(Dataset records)

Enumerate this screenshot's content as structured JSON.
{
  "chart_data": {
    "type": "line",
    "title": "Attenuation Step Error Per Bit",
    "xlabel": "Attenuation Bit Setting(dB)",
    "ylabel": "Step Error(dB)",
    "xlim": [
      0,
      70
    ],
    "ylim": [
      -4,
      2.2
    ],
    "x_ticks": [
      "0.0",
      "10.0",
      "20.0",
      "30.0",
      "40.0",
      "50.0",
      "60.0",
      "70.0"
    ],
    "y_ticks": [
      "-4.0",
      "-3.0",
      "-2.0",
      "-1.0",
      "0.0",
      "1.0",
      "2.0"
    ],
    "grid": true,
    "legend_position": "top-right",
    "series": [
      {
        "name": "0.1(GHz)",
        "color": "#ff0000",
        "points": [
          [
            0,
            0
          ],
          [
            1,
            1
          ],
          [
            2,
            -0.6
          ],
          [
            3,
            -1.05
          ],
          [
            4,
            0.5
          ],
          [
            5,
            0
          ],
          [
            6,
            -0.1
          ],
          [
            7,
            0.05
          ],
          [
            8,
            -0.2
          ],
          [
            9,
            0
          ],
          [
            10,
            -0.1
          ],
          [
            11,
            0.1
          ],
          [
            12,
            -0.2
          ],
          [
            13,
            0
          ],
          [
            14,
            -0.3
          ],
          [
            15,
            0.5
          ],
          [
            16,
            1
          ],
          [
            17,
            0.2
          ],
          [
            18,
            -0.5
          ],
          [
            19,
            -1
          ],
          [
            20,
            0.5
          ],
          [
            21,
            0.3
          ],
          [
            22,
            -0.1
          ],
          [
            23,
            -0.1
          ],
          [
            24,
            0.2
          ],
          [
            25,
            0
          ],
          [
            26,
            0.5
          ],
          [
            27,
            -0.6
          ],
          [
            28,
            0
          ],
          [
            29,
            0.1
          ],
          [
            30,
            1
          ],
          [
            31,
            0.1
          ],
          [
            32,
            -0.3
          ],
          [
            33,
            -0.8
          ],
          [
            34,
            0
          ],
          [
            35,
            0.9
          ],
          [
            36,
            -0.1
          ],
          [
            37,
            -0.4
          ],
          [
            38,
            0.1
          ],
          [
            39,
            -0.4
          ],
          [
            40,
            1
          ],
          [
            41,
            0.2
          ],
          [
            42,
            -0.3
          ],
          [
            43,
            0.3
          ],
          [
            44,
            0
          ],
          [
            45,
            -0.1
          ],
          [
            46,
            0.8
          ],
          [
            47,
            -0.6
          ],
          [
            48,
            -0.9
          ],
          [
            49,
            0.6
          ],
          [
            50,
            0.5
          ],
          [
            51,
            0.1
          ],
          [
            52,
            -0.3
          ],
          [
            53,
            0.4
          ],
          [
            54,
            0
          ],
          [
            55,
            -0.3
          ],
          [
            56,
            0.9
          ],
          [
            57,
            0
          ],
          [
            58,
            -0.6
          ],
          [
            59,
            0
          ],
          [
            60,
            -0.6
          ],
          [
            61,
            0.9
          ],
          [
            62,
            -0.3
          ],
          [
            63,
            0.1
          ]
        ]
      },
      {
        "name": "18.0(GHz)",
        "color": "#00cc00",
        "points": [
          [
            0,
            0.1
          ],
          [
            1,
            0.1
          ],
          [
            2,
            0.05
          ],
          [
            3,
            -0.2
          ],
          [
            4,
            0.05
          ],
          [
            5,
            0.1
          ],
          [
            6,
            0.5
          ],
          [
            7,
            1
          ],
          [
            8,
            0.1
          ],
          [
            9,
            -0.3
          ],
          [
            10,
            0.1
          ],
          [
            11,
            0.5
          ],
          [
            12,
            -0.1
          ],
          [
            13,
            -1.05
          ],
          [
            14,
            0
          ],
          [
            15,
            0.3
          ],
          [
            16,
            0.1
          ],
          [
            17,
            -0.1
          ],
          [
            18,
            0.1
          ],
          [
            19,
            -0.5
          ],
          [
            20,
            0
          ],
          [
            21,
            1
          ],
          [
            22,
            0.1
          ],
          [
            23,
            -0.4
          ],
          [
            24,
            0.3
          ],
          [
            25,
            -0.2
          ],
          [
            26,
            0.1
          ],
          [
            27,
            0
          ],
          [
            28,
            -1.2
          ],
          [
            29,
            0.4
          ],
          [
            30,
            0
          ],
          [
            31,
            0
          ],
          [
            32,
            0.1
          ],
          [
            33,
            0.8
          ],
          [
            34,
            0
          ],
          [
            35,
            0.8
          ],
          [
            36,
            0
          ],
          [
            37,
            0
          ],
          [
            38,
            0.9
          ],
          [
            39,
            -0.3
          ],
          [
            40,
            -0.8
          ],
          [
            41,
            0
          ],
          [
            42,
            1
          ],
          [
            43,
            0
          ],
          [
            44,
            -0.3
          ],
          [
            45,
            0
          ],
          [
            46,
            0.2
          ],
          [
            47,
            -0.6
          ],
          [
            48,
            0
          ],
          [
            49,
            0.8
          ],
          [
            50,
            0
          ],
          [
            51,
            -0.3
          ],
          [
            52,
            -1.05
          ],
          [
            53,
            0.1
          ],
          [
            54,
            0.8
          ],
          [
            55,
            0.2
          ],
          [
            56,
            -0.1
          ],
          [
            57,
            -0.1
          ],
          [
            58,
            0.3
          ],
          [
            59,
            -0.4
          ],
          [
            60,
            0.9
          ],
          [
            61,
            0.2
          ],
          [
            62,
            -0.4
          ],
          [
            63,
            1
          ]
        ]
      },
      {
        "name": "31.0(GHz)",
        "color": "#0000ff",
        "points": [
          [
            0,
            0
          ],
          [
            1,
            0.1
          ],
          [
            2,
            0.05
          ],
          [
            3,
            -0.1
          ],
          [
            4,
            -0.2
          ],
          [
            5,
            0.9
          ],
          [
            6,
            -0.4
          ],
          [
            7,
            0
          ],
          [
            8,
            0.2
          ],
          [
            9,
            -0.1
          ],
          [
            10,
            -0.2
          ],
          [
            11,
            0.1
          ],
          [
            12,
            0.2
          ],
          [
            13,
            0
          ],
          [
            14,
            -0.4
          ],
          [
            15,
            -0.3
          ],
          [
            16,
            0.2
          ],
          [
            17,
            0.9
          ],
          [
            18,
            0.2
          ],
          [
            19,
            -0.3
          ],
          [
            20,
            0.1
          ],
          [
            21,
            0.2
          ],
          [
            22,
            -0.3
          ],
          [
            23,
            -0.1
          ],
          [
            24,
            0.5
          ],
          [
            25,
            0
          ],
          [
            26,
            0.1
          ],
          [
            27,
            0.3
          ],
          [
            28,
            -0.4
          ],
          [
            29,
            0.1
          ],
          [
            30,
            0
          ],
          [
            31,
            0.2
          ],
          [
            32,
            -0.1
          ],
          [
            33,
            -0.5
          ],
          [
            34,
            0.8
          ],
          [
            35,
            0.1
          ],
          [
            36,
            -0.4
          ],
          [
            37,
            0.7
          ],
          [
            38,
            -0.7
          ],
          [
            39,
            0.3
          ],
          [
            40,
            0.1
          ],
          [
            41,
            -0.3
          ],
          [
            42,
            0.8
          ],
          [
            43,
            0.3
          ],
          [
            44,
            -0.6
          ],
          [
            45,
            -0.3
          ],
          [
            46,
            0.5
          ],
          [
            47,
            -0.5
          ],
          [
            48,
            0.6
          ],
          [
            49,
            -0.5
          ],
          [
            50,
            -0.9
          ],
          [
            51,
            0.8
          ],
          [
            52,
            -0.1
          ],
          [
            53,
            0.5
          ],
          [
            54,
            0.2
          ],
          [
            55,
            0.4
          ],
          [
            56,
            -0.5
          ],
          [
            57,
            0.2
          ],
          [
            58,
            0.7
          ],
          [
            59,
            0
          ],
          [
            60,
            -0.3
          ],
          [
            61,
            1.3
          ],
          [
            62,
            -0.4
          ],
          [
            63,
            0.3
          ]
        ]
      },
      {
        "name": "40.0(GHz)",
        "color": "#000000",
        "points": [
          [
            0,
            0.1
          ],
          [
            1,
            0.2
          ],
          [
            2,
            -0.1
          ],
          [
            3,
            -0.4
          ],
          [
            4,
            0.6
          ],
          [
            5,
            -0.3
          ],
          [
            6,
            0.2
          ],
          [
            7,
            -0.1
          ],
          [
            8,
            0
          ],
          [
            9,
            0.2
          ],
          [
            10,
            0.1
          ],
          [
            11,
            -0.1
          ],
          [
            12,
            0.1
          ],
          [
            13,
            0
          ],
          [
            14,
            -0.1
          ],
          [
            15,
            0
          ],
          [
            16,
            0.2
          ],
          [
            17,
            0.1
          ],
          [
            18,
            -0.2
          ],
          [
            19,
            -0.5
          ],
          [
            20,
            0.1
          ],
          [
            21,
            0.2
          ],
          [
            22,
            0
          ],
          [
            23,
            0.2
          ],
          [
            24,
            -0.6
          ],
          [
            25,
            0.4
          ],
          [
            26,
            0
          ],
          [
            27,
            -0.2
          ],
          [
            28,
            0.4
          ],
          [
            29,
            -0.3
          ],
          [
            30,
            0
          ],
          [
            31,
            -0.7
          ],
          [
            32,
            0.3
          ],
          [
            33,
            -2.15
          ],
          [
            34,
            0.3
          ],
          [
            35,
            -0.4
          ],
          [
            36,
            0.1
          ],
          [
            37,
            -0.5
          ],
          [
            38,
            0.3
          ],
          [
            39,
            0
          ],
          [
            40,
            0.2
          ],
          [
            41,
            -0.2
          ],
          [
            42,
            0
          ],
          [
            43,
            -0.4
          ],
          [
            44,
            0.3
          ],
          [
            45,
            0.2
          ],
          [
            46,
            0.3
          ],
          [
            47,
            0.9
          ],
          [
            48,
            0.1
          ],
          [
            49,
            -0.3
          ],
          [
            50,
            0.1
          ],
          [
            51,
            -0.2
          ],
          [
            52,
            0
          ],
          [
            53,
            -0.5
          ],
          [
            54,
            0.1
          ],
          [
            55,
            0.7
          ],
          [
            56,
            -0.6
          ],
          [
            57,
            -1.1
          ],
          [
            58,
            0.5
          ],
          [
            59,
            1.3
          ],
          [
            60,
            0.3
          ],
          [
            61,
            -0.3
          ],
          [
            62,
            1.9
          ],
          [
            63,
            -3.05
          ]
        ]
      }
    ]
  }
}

-- SET TASK --
Find the string "Error" in the records, then copy each line where it occurs.

-- RESPONSE TO THIS EXERCISE --
    "title": "Attenuation Step Error Per Bit",
    "ylabel": "Step Error(dB)",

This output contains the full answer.